**WRITTEN REQUEST:**
Within the data below, state how many lines contain the string "здравоохранения". Provide the number only.

Stored data:
○ ○ ○ ○ ○
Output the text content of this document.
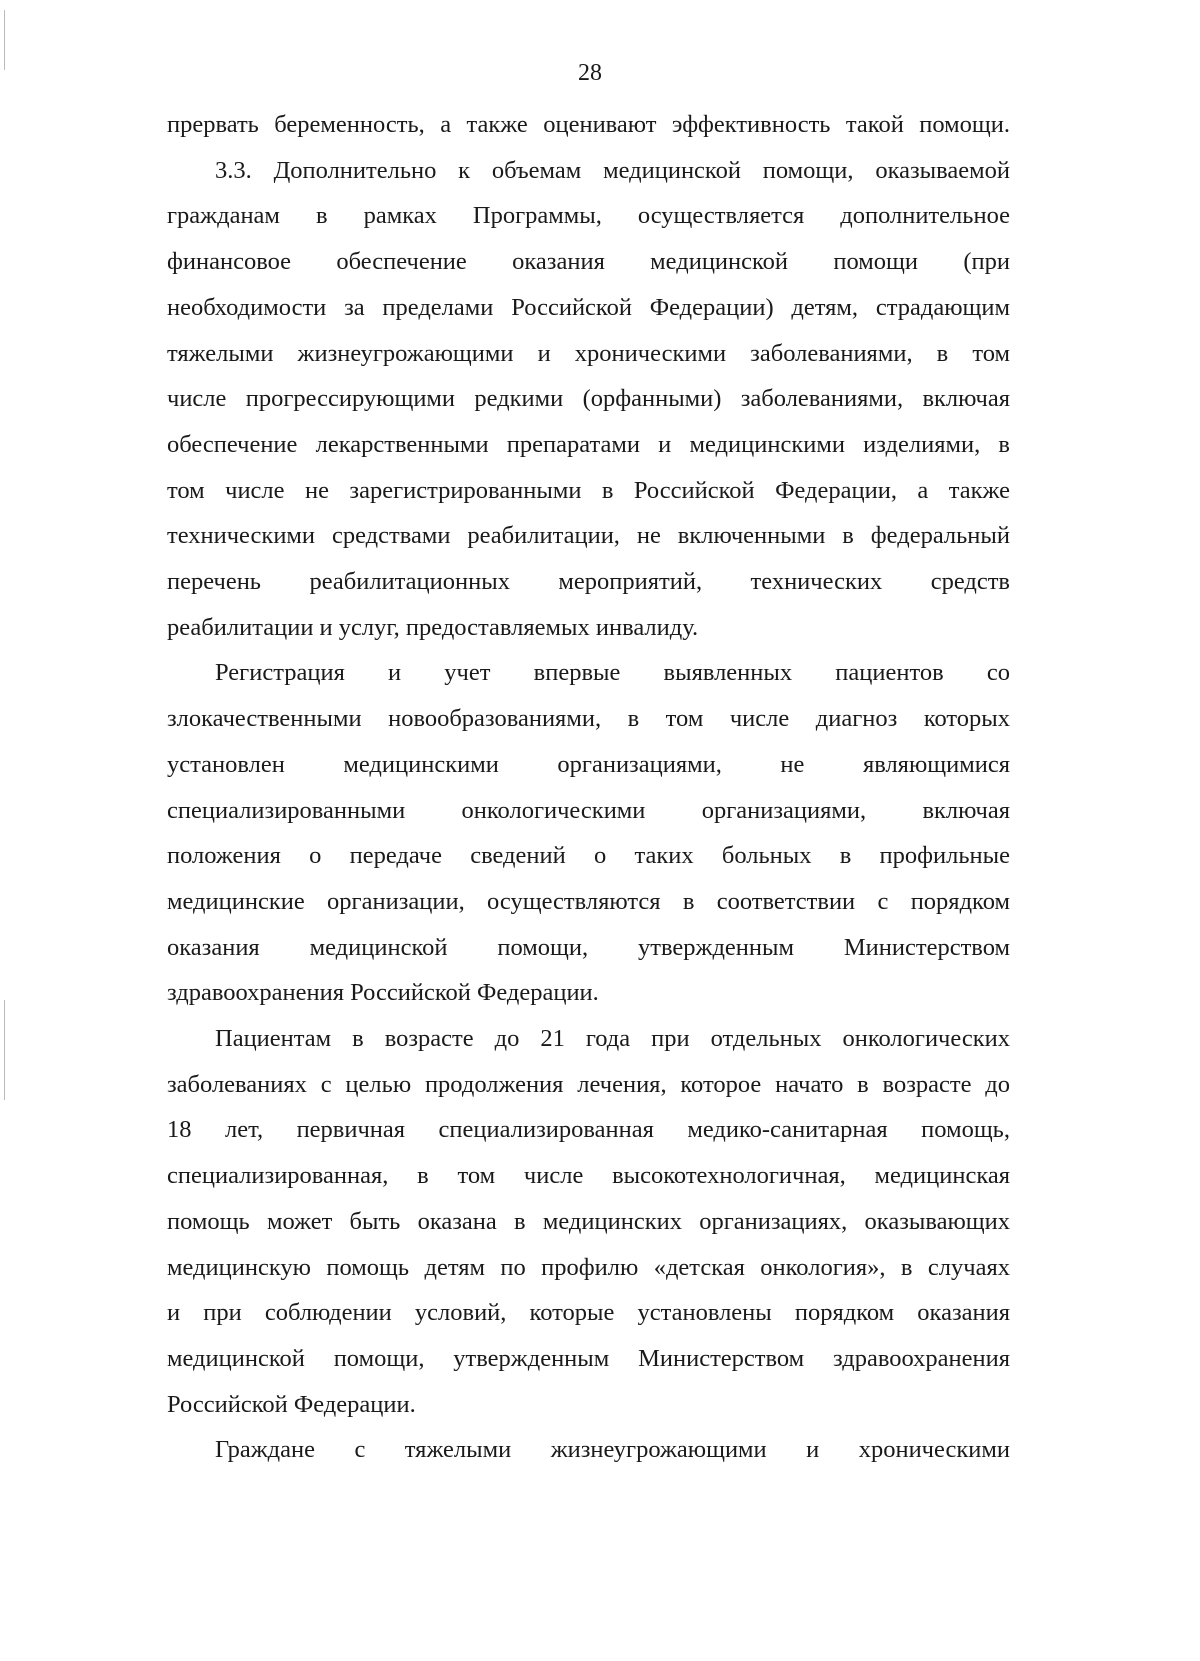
28
прервать беременность, а также оценивают эффективность такой помощи.
3.3. Дополнительно к объемам медицинской помощи, оказываемой
гражданам в рамках Программы, осуществляется дополнительное
финансовое обеспечение оказания медицинской помощи (при
необходимости за пределами Российской Федерации) детям, страдающим
тяжелыми жизнеугрожающими и хроническими заболеваниями, в том
числе прогрессирующими редкими (орфанными) заболеваниями, включая
обеспечение лекарственными препаратами и медицинскими изделиями, в
том числе не зарегистрированными в Российской Федерации, а также
техническими средствами реабилитации, не включенными в федеральный
перечень реабилитационных мероприятий, технических средств
реабилитации и услуг, предоставляемых инвалиду.
Регистрация и учет впервые выявленных пациентов со
злокачественными новообразованиями, в том числе диагноз которых
установлен медицинскими организациями, не являющимися
специализированными онкологическими организациями, включая
положения о передаче сведений о таких больных в профильные
медицинские организации, осуществляются в соответствии с порядком
оказания медицинской помощи, утвержденным Министерством
здравоохранения Российской Федерации.
Пациентам в возрасте до 21 года при отдельных онкологических
заболеваниях с целью продолжения лечения, которое начато в возрасте до
18 лет, первичная специализированная медико-санитарная помощь,
специализированная, в том числе высокотехнологичная, медицинская
помощь может быть оказана в медицинских организациях, оказывающих
медицинскую помощь детям по профилю «детская онкология», в случаях
и при соблюдении условий, которые установлены порядком оказания
медицинской помощи, утвержденным Министерством здравоохранения
Российской Федерации.
Граждане с тяжелыми жизнеугрожающими и хроническими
○ ○ ○ ○ ○
**EXERCISE RESPONSE:**
2